begin STORED ROWS

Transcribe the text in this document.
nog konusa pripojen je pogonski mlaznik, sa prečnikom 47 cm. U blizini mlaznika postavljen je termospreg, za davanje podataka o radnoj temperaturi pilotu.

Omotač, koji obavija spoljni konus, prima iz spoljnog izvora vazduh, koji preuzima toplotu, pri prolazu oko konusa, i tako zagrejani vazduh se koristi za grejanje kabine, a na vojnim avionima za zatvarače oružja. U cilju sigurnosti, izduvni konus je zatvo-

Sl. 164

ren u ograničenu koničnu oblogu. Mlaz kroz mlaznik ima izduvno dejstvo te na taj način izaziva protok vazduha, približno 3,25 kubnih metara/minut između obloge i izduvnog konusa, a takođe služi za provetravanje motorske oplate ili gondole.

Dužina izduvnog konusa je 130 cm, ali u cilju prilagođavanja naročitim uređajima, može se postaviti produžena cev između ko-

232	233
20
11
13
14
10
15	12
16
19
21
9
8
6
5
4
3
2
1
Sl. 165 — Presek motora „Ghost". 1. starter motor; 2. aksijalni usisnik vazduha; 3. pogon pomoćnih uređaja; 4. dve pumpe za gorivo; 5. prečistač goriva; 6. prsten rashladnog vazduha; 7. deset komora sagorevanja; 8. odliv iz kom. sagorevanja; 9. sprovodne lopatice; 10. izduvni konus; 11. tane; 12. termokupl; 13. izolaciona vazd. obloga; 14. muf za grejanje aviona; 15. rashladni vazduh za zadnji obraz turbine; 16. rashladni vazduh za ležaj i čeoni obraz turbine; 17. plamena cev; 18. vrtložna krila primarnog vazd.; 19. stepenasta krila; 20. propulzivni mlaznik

end STORED ROWS

- _WHAT TO DO_: Look through the data above. Each line containing the word "cilju" needs to be copied.

- _TASK SOLUTION_:
Omotač, koji obavija spoljni konus, prima iz spoljnog izvora vazduh, koji preuzima toplotu, pri prolazu oko konusa, i tako zagrejani vazduh se koristi za grejanje kabine, a na vojnim avionima za zatvarače oružja. U cilju sigurnosti, izduvni konus je zatvo-
Dužina izduvnog konusa je 130 cm, ali u cilju prilagođavanja naročitim uređajima, može se postaviti produžena cev između ko-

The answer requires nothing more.